• [What you will do] Below is some material; set it all down exactly, apart from the pictures.

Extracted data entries

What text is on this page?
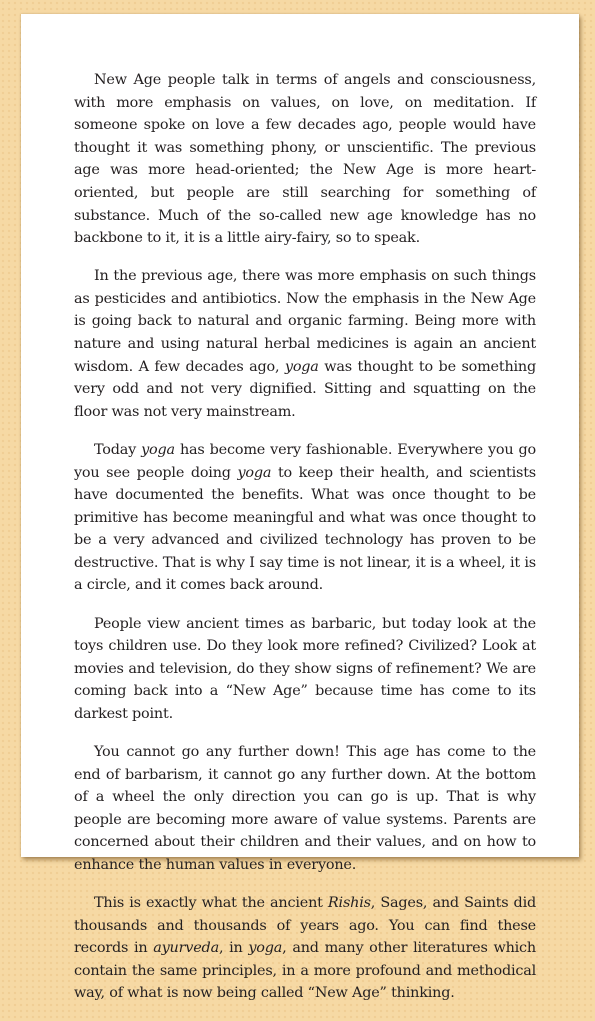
New Age people talk in terms of angels and consciousness, with more emphasis on values, on love, on meditation. If someone spoke on love a few decades ago, people would have thought it was something phony, or unscientific. The previous age was more head-oriented; the New Age is more heart-oriented, but people are still searching for something of substance. Much of the so-called new age knowledge has no backbone to it, it is a little airy-fairy, so to speak.

In the previous age, there was more emphasis on such things as pesticides and antibiotics. Now the emphasis in the New Age is going back to natural and organic farming. Being more with nature and using natural herbal medicines is again an ancient wisdom. A few decades ago, yoga was thought to be something very odd and not very dignified. Sitting and squatting on the floor was not very mainstream.

Today yoga has become very fashionable. Everywhere you go you see people doing yoga to keep their health, and scientists have documented the benefits. What was once thought to be primitive has become meaningful and what was once thought to be a very advanced and civilized technology has proven to be destructive. That is why I say time is not linear, it is a wheel, it is a circle, and it comes back around.

People view ancient times as barbaric, but today look at the toys children use. Do they look more refined? Civilized? Look at movies and television, do they show signs of refinement? We are coming back into a “New Age” because time has come to its darkest point.

You cannot go any further down! This age has come to the end of barbarism, it cannot go any further down. At the bottom of a wheel the only direction you can go is up. That is why people are becoming more aware of value systems. Parents are concerned about their children and their values, and on how to enhance the human values in everyone.

This is exactly what the ancient Rishis, Sages, and Saints did thousands and thousands of years ago. You can find these records in ayurveda, in yoga, and many other literatures which contain the same principles, in a more profound and methodical way, of what is now being called “New Age” thinking.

• [Result]
What text is on this page?
New Age people talk in terms of angels and consciousness, with more emphasis on values, on love, on meditation. If someone spoke on love a few decades ago, people would have thought it was something phony, or unscientific. The previous age was more head-oriented; the New Age is more heart-oriented, but people are still searching for something of substance. Much of the so-called new age knowledge has no backbone to it, it is a little airy-fairy, so to speak.

In the previous age, there was more emphasis on such things as pesticides and antibiotics. Now the emphasis in the New Age is going back to natural and organic farming. Being more with nature and using natural herbal medicines is again an ancient wisdom. A few decades ago, yoga was thought to be something very odd and not very dignified. Sitting and squatting on the floor was not very mainstream.

Today yoga has become very fashionable. Everywhere you go you see people doing yoga to keep their health, and scientists have documented the benefits. What was once thought to be primitive has become meaningful and what was once thought to be a very advanced and civilized technology has proven to be destructive. That is why I say time is not linear, it is a wheel, it is a circle, and it comes back around.

People view ancient times as barbaric, but today look at the toys children use. Do they look more refined? Civilized? Look at movies and television, do they show signs of refinement? We are coming back into a “New Age” because time has come to its darkest point.

You cannot go any further down! This age has come to the end of barbarism, it cannot go any further down. At the bottom of a wheel the only direction you can go is up. That is why people are becoming more aware of value systems. Parents are concerned about their children and their values, and on how to enhance the human values in everyone.

This is exactly what the ancient Rishis, Sages, and Saints did thousands and thousands of years ago. You can find these records in ayurveda, in yoga, and many other literatures which contain the same principles, in a more profound and methodical way, of what is now being called “New Age” thinking.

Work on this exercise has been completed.